— begin RECORDS SHOWN —

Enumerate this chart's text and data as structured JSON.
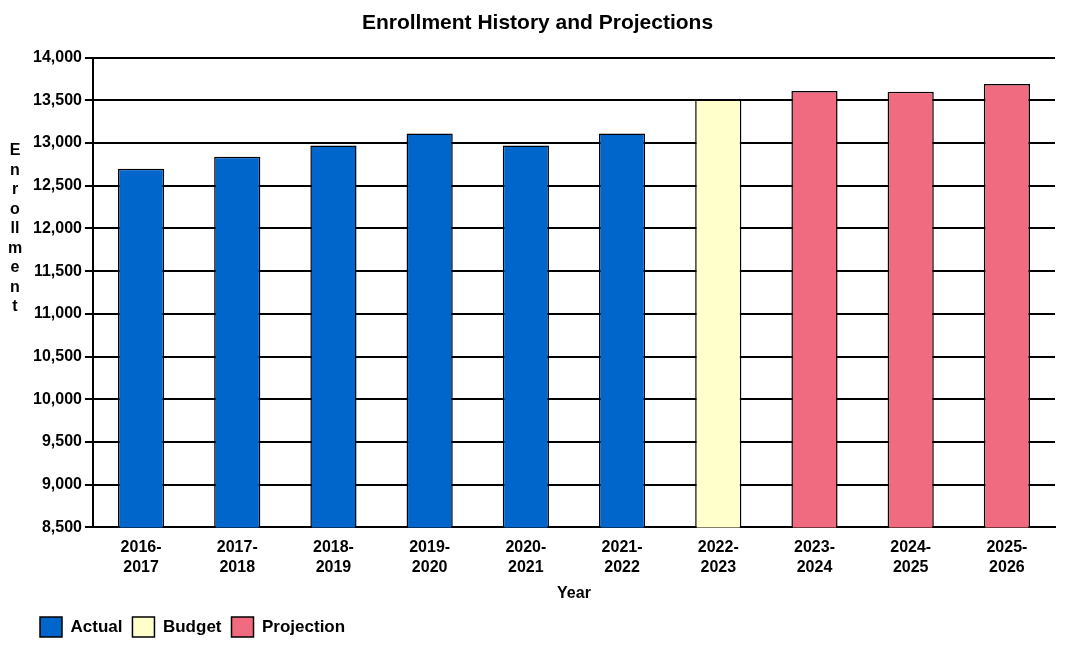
{
  "chart_data": {
    "type": "bar",
    "title": "Enrollment History and Projections",
    "xlabel": "Year",
    "ylabel": "Enrollment",
    "categories": [
      "2016-2017",
      "2017-2018",
      "2018-2019",
      "2019-2020",
      "2020-2021",
      "2021-2022",
      "2022-2023",
      "2023-2024",
      "2024-2025",
      "2025-2026"
    ],
    "series": [
      {
        "name": "Actual",
        "color": "#0066cc",
        "values": [
          12700,
          12840,
          12970,
          13110,
          12970,
          13110,
          null,
          null,
          null,
          null
        ]
      },
      {
        "name": "Budget",
        "color": "#ffffcc",
        "values": [
          null,
          null,
          null,
          null,
          null,
          null,
          13510,
          null,
          null,
          null
        ]
      },
      {
        "name": "Projection",
        "color": "#f06a80",
        "values": [
          null,
          null,
          null,
          null,
          null,
          null,
          null,
          13610,
          13600,
          13690
        ]
      }
    ],
    "ylim": [
      8500,
      14000
    ],
    "yticks": [
      {
        "value": 8500,
        "label": "8,500"
      },
      {
        "value": 9000,
        "label": "9,000"
      },
      {
        "value": 9500,
        "label": "9,500"
      },
      {
        "value": 10000,
        "label": "10,000"
      },
      {
        "value": 10500,
        "label": "10,500"
      },
      {
        "value": 11000,
        "label": "11,000"
      },
      {
        "value": 11500,
        "label": "11,500"
      },
      {
        "value": 12000,
        "label": "12,000"
      },
      {
        "value": 12500,
        "label": "12,500"
      },
      {
        "value": 13000,
        "label": "13,000"
      },
      {
        "value": 13500,
        "label": "13,500"
      },
      {
        "value": 14000,
        "label": "14,000"
      }
    ],
    "grid": "y",
    "legend": "bottom left"
  }
}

— end RECORDS SHOWN —

EXERCISE DIRECTIONS
Transcribe the whole listing exactly. Pictures stay out of your copy.

FINAL RESULT
Enumerate this chart's text and data as structured JSON.
{
  "chart_data": {
    "type": "bar",
    "title": "Enrollment History and Projections",
    "xlabel": "Year",
    "ylabel": "Enrollment",
    "categories": [
      "2016-2017",
      "2017-2018",
      "2018-2019",
      "2019-2020",
      "2020-2021",
      "2021-2022",
      "2022-2023",
      "2023-2024",
      "2024-2025",
      "2025-2026"
    ],
    "series": [
      {
        "name": "Actual",
        "color": "#0066cc",
        "values": [
          12700,
          12840,
          12970,
          13110,
          12970,
          13110,
          null,
          null,
          null,
          null
        ]
      },
      {
        "name": "Budget",
        "color": "#ffffcc",
        "values": [
          null,
          null,
          null,
          null,
          null,
          null,
          13510,
          null,
          null,
          null
        ]
      },
      {
        "name": "Projection",
        "color": "#f06a80",
        "values": [
          null,
          null,
          null,
          null,
          null,
          null,
          null,
          13610,
          13600,
          13690
        ]
      }
    ],
    "ylim": [
      8500,
      14000
    ],
    "yticks": [
      {
        "value": 8500,
        "label": "8,500"
      },
      {
        "value": 9000,
        "label": "9,000"
      },
      {
        "value": 9500,
        "label": "9,500"
      },
      {
        "value": 10000,
        "label": "10,000"
      },
      {
        "value": 10500,
        "label": "10,500"
      },
      {
        "value": 11000,
        "label": "11,000"
      },
      {
        "value": 11500,
        "label": "11,500"
      },
      {
        "value": 12000,
        "label": "12,000"
      },
      {
        "value": 12500,
        "label": "12,500"
      },
      {
        "value": 13000,
        "label": "13,000"
      },
      {
        "value": 13500,
        "label": "13,500"
      },
      {
        "value": 14000,
        "label": "14,000"
      }
    ],
    "grid": "y",
    "legend": "bottom left"
  }
}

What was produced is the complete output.